■ **Instruction**: Review the material line by line. Identify and copy every line that contains the string "JSON".

■ **Stored entries**:
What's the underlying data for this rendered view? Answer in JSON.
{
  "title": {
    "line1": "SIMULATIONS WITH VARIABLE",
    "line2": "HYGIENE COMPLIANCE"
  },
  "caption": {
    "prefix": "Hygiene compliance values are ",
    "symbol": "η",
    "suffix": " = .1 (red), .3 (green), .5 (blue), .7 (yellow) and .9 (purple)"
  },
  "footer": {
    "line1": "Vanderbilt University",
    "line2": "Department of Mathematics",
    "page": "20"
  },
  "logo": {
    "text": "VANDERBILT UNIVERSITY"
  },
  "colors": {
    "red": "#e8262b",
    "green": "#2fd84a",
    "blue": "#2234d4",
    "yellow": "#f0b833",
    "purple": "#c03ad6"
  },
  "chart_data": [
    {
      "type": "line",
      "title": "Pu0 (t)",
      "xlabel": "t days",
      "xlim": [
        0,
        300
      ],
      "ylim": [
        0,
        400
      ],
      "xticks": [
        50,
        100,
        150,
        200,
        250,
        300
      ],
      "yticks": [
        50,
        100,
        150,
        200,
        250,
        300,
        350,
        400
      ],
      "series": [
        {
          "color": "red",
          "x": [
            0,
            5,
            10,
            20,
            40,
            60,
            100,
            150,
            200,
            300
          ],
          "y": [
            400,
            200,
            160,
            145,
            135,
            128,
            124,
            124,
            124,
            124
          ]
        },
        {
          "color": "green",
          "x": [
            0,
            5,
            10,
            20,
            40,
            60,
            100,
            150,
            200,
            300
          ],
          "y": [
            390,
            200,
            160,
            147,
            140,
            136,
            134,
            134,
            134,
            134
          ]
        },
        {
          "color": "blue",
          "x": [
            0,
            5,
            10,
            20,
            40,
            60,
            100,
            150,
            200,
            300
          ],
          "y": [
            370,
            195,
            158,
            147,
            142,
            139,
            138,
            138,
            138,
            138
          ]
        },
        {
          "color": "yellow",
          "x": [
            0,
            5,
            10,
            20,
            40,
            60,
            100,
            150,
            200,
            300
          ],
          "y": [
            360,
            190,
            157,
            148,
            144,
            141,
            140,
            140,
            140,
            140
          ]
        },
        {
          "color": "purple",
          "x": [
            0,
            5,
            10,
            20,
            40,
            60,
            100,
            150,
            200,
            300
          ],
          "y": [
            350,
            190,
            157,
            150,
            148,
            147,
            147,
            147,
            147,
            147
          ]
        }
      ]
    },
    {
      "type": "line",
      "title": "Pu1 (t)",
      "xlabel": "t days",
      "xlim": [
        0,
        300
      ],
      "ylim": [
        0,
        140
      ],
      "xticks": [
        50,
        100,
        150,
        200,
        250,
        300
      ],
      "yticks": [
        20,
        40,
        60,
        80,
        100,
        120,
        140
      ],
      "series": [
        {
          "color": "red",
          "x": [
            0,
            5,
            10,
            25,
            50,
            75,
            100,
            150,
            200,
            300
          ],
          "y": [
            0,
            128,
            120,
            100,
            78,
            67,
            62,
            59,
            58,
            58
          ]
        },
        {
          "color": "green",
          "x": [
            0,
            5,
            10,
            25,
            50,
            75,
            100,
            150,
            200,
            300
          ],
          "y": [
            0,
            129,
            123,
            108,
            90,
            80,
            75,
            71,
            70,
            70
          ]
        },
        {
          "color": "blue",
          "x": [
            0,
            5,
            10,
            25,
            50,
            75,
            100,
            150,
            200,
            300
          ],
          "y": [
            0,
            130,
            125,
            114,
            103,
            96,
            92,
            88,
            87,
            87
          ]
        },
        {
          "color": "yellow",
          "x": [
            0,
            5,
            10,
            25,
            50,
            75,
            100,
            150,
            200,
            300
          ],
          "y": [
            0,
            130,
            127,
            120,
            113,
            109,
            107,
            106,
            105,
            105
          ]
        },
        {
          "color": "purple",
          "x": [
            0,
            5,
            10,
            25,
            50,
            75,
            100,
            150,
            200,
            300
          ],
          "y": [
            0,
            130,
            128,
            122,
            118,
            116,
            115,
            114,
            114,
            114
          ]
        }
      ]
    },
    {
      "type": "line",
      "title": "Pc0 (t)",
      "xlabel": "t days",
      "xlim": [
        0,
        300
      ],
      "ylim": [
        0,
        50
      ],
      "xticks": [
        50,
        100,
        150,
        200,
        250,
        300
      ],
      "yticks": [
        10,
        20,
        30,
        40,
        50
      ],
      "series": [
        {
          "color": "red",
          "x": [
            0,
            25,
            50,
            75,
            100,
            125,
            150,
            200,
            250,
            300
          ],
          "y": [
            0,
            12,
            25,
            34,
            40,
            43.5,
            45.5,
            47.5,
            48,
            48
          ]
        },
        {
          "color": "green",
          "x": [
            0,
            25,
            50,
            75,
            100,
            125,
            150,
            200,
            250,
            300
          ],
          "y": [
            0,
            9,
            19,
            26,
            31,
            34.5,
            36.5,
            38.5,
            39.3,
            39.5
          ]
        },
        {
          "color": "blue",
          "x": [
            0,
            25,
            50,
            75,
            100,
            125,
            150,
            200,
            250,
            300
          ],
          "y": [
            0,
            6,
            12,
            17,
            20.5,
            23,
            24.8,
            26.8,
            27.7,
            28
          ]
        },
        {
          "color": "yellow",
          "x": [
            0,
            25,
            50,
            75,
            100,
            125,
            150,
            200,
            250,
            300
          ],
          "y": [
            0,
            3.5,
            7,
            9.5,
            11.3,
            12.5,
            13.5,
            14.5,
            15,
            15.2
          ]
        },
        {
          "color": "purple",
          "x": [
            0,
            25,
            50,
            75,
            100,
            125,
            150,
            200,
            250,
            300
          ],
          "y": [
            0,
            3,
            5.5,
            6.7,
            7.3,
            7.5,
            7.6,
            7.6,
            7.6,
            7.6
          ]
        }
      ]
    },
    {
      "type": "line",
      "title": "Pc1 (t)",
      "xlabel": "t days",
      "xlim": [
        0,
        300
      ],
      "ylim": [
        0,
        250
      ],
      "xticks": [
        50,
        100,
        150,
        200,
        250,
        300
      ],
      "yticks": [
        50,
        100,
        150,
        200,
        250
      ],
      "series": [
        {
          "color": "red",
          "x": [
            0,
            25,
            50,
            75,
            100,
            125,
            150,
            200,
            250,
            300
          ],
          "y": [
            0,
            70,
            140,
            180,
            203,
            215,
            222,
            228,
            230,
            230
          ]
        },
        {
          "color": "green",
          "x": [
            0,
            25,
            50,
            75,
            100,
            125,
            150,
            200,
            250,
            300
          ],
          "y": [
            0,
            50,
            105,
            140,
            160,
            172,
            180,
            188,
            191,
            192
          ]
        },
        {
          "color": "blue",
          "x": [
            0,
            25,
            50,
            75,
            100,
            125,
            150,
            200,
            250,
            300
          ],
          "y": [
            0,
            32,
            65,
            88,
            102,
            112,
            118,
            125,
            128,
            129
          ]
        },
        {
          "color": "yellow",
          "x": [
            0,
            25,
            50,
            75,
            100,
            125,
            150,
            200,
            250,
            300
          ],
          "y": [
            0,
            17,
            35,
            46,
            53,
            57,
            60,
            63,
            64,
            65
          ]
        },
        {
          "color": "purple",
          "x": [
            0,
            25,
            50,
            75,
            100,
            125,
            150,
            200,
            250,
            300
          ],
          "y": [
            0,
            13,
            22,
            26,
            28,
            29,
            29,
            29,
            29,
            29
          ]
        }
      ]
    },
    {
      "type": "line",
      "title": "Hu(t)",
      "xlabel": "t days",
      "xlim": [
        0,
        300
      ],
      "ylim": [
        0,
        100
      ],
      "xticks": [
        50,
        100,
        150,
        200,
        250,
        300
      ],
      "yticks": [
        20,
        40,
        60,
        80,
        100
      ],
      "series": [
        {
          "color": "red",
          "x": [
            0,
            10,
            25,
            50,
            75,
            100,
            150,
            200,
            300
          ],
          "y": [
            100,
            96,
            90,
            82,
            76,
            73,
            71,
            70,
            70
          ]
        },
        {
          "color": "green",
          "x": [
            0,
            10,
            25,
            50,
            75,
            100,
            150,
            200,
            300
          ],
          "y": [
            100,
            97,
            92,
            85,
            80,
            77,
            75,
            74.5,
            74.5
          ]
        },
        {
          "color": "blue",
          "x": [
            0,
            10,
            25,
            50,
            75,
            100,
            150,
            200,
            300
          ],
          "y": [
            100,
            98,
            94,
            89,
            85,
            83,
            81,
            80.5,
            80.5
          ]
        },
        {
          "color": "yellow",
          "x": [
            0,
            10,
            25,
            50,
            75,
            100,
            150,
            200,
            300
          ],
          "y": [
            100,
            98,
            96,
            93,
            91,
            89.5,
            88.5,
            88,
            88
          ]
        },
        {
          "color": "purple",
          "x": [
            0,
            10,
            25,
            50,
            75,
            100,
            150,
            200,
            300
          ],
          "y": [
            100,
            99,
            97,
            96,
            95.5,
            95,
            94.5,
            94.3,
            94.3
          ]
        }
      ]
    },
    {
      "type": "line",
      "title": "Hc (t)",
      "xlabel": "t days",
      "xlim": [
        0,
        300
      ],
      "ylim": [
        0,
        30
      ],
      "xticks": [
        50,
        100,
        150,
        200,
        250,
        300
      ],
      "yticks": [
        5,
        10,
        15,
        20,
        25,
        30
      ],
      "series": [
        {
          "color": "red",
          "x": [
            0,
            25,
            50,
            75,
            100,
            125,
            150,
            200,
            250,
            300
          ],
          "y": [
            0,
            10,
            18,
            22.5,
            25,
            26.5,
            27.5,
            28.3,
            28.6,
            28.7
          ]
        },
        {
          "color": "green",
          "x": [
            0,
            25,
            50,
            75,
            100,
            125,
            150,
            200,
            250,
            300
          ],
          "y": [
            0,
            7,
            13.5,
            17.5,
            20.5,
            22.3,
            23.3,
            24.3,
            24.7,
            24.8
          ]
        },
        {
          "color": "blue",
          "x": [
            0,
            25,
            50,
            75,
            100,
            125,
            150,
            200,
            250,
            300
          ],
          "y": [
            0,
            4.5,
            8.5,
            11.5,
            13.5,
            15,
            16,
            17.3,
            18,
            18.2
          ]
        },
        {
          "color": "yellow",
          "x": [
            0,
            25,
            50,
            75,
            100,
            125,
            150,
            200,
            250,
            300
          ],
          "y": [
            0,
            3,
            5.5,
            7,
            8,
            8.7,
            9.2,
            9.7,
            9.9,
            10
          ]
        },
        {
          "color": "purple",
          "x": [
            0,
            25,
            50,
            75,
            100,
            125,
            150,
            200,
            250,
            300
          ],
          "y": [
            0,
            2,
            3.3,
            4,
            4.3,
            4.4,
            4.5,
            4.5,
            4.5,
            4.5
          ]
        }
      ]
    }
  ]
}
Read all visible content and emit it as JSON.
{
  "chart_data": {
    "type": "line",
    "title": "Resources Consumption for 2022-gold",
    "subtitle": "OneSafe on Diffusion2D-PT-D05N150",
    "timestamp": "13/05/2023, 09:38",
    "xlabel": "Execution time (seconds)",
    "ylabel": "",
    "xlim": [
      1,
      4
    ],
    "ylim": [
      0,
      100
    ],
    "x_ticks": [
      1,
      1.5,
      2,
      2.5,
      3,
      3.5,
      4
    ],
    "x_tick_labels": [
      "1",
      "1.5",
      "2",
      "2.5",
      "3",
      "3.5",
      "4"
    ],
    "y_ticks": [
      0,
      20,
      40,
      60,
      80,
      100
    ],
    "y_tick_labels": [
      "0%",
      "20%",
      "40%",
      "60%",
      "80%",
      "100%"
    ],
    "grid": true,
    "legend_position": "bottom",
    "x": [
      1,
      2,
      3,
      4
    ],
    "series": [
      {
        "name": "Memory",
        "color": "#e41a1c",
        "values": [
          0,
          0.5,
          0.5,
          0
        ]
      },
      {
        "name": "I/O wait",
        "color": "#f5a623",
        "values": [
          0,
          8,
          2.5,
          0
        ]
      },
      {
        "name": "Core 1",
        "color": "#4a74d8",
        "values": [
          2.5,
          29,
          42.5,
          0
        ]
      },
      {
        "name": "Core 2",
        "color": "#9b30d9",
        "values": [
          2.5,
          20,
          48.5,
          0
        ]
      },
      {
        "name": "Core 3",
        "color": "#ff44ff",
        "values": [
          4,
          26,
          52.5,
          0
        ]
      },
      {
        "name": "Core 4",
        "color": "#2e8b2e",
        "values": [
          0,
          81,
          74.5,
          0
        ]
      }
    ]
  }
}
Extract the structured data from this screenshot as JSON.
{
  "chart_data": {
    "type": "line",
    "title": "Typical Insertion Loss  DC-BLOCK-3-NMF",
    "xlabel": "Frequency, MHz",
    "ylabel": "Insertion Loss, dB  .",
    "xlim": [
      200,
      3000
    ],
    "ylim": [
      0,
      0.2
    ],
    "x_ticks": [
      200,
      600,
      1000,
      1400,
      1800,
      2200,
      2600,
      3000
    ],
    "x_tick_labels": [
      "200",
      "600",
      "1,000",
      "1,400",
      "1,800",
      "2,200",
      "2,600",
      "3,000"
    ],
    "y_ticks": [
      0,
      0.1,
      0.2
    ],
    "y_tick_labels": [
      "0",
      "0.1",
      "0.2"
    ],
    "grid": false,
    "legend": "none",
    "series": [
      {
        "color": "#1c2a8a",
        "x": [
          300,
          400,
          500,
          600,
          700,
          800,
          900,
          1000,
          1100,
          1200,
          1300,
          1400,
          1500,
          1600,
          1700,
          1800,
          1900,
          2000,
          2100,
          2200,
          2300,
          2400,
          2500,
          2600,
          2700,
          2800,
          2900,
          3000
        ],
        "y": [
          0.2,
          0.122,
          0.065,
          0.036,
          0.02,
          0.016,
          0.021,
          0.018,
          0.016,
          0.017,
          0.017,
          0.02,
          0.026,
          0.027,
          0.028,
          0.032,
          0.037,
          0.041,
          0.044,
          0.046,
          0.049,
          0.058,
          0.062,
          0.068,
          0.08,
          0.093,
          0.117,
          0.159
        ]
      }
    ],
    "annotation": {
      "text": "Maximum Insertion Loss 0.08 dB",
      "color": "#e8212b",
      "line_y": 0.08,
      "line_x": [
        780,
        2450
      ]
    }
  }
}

■ **Correct result**:
What's the underlying data for this rendered view? Answer in JSON.
Read all visible content and emit it as JSON.
Extract the structured data from this screenshot as JSON.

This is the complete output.